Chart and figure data
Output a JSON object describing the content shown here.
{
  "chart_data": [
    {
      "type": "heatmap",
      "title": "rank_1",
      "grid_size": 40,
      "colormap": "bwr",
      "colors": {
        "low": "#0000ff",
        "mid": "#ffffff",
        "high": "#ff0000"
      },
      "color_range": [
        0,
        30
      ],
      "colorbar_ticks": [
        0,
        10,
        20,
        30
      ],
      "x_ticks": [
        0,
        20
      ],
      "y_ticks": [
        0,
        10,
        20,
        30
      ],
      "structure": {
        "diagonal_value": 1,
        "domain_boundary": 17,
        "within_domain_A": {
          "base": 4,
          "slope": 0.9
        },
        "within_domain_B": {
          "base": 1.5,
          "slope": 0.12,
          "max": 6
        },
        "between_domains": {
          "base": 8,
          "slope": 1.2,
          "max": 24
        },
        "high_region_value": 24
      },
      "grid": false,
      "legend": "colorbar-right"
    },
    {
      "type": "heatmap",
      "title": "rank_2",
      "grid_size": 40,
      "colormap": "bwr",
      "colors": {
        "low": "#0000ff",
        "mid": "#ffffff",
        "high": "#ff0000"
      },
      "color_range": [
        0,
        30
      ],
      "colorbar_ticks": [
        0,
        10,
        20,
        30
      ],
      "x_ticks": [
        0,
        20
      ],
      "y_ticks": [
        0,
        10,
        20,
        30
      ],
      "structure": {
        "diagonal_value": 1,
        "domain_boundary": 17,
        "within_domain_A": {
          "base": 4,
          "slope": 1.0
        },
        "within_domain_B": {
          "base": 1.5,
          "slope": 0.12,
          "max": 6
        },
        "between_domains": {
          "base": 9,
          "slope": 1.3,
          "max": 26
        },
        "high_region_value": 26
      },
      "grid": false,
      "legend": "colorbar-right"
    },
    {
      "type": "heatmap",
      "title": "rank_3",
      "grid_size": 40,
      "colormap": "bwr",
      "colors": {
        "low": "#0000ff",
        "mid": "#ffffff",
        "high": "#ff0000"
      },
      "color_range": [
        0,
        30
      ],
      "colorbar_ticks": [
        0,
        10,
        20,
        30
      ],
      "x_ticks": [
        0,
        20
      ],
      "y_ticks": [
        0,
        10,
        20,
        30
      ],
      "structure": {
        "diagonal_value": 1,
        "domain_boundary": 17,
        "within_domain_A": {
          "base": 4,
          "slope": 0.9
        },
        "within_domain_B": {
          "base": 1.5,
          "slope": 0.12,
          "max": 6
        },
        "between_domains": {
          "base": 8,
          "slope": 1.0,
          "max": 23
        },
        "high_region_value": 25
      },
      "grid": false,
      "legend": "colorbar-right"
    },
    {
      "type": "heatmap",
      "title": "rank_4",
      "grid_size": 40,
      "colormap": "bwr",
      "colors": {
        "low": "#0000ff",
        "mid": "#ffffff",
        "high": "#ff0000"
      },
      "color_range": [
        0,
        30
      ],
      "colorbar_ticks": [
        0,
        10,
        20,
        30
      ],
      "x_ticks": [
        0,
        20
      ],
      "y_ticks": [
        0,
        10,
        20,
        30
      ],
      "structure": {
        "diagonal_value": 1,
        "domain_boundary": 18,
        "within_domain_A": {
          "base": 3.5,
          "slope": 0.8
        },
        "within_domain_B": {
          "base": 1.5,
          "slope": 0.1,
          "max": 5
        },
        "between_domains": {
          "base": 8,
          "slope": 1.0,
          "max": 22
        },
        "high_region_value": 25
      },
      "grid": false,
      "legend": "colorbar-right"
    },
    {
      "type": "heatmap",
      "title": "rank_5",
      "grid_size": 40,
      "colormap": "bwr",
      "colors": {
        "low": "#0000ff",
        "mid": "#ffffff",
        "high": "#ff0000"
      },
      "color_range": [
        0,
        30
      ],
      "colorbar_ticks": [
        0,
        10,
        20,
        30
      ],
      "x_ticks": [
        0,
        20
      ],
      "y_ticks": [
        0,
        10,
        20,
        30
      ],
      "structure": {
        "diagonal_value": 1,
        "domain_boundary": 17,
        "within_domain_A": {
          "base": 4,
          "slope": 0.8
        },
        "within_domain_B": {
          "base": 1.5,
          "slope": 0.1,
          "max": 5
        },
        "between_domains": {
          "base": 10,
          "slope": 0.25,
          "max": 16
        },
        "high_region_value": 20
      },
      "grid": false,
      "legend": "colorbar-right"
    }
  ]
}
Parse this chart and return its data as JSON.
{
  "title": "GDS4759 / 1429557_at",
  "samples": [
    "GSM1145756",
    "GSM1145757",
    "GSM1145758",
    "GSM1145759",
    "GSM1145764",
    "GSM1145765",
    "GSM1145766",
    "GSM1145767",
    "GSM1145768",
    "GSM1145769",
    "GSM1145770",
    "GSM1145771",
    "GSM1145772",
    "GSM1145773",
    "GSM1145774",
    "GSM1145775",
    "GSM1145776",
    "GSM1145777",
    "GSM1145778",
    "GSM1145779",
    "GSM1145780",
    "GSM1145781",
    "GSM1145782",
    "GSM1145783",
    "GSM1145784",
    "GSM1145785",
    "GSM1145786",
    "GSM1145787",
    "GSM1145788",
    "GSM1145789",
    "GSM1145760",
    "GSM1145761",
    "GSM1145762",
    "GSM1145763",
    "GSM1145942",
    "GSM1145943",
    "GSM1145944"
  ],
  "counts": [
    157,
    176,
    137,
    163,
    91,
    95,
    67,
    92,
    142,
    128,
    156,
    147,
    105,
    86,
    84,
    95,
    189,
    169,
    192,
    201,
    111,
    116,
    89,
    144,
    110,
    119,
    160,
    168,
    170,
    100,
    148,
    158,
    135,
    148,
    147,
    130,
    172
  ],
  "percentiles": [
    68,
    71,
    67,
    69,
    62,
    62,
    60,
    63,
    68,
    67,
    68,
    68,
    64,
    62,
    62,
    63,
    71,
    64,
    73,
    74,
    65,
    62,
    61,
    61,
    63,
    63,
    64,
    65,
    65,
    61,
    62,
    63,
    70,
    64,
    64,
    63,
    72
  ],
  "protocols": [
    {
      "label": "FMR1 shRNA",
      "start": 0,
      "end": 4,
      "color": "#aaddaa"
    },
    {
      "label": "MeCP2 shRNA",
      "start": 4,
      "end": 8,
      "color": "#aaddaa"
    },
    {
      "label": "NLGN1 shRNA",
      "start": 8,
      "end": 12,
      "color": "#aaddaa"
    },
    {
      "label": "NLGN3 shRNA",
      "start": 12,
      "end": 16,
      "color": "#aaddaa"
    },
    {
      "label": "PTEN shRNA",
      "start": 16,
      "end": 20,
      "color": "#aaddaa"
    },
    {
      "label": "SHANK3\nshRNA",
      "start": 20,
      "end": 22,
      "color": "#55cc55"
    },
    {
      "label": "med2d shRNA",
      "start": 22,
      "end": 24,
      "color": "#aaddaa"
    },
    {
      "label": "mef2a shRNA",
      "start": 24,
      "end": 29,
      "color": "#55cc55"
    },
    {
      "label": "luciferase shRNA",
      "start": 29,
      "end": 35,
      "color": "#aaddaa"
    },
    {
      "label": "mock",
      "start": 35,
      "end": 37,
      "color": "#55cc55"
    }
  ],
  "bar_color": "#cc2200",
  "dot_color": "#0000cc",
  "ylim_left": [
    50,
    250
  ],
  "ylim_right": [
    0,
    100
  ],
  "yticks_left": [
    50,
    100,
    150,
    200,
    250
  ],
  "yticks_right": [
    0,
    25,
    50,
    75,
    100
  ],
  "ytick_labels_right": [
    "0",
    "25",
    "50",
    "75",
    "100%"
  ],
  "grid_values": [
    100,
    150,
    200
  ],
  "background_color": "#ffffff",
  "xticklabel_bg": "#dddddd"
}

TASK OBJECTIVE ::
Identify each line in the records above containing the word "JSON"; copy those lines.

RESULT ::
Output a JSON object describing the content shown here.
Parse this chart and return its data as JSON.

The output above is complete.